── SOURCE MATERIAL

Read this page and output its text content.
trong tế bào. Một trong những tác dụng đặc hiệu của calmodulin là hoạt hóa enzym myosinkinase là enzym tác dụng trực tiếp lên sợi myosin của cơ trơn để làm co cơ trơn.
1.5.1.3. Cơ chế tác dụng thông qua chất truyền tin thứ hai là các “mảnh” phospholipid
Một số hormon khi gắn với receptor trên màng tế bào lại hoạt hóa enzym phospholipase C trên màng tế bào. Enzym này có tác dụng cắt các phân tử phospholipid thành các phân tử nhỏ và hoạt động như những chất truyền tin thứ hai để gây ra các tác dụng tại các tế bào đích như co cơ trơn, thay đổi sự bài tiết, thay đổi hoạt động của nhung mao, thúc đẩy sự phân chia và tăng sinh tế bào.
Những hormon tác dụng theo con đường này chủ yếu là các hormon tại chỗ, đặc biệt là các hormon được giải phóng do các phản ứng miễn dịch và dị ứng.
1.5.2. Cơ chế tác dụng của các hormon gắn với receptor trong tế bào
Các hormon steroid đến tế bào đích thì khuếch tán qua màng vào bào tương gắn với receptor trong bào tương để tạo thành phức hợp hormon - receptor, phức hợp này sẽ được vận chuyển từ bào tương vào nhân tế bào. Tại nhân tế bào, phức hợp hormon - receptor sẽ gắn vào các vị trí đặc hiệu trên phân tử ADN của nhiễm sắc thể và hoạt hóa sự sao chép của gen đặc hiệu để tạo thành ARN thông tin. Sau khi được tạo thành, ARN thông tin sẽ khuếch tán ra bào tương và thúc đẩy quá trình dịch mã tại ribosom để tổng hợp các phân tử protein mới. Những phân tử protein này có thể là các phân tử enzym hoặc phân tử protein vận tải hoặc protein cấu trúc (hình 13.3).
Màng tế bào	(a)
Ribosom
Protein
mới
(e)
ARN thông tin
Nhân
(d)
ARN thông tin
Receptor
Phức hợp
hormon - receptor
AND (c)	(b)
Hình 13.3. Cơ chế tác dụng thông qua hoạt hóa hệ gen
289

────

§ **TO DO**: All lines of the data that hold "hoạt" need to be copied.

§ **WORKED SOLUTION**:
trong tế bào. Một trong những tác dụng đặc hiệu của calmodulin là hoạt hóa enzym myosinkinase là enzym tác dụng trực tiếp lên sợi myosin của cơ trơn để làm co cơ trơn.
Một số hormon khi gắn với receptor trên màng tế bào lại hoạt hóa enzym phospholipase C trên màng tế bào. Enzym này có tác dụng cắt các phân tử phospholipid thành các phân tử nhỏ và hoạt động như những chất truyền tin thứ hai để gây ra các tác dụng tại các tế bào đích như co cơ trơn, thay đổi sự bài tiết, thay đổi hoạt động của nhung mao, thúc đẩy sự phân chia và tăng sinh tế bào.
Các hormon steroid đến tế bào đích thì khuếch tán qua màng vào bào tương gắn với receptor trong bào tương để tạo thành phức hợp hormon - receptor, phức hợp này sẽ được vận chuyển từ bào tương vào nhân tế bào. Tại nhân tế bào, phức hợp hormon - receptor sẽ gắn vào các vị trí đặc hiệu trên phân tử ADN của nhiễm sắc thể và hoạt hóa sự sao chép của gen đặc hiệu để tạo thành ARN thông tin. Sau khi được tạo thành, ARN thông tin sẽ khuếch tán ra bào tương và thúc đẩy quá trình dịch mã tại ribosom để tổng hợp các phân tử protein mới. Những phân tử protein này có thể là các phân tử enzym hoặc phân tử protein vận tải hoặc protein cấu trúc (hình 13.3).
Hình 13.3. Cơ chế tác dụng thông qua hoạt hóa hệ gen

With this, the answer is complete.